(Dataset entries)
::::::::::
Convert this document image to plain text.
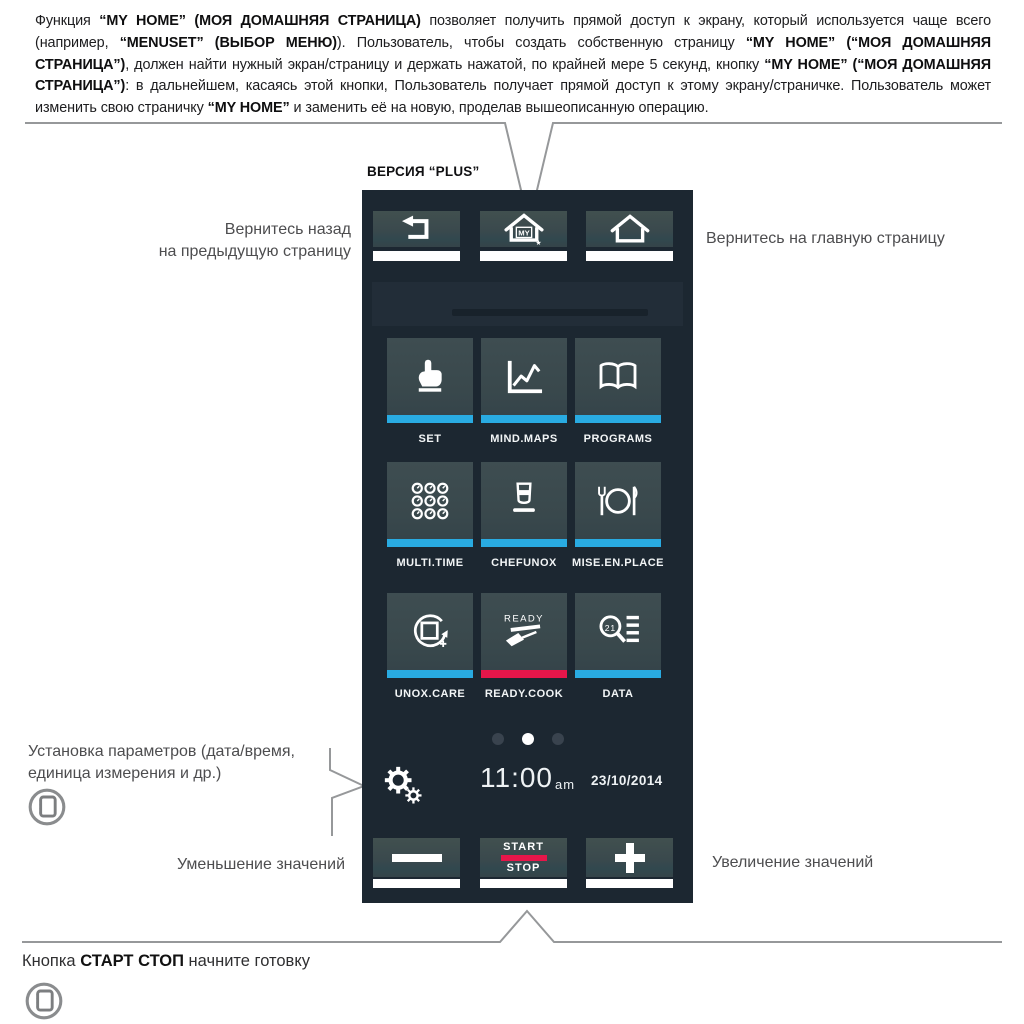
Функция “MY HOME” (МОЯ ДОМАШНЯЯ СТРАНИЦА) позволяет получить прямой доступ к экрану, который используется чаще всего (например, “MENUSET” (ВЫБОР МЕНЮ)). Пользователь, чтобы создать собственную страницу “MY HOME” (“МОЯ ДОМАШНЯЯ СТРАНИЦА”), должен найти нужный экран/страницу и держать нажатой, по крайней мере 5 секунд, кнопку “MY HOME” (“МОЯ ДОМАШНЯЯ СТРАНИЦА”): в дальнейшем, касаясь этой кнопки, Пользователь получает прямой доступ к этому экрану/страничке. Пользователь может изменить свою страничку “MY HOME” и заменить её на новую, проделав вышеописанную операцию.

ВЕРСИЯ “PLUS”
Вернитесь назад
на предыдущую страницу
Вернитесь на главную страницу
Установка параметров (дата/время,
единица измерения и др.)
Уменьшение значений	Увеличение значений
Кнопка СТАРТ СТОП начните готовку
MY
★
SET	MIND.MAPS	PROGRAMS
MULTI.TIME	CHEFUNOX	MISE.EN.PLACE
UNOX.CARE
READY
READY.COOK
21
DATA
11:00 am 23/10/2014
START
STOP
::::::::::
▶ WHAT IS BEING ASKED
Pick out, from the lines above, every one that contains the string "Вернитесь".

▶ CORRECT OUTPUT
Вернитесь назад
Вернитесь на главную страницу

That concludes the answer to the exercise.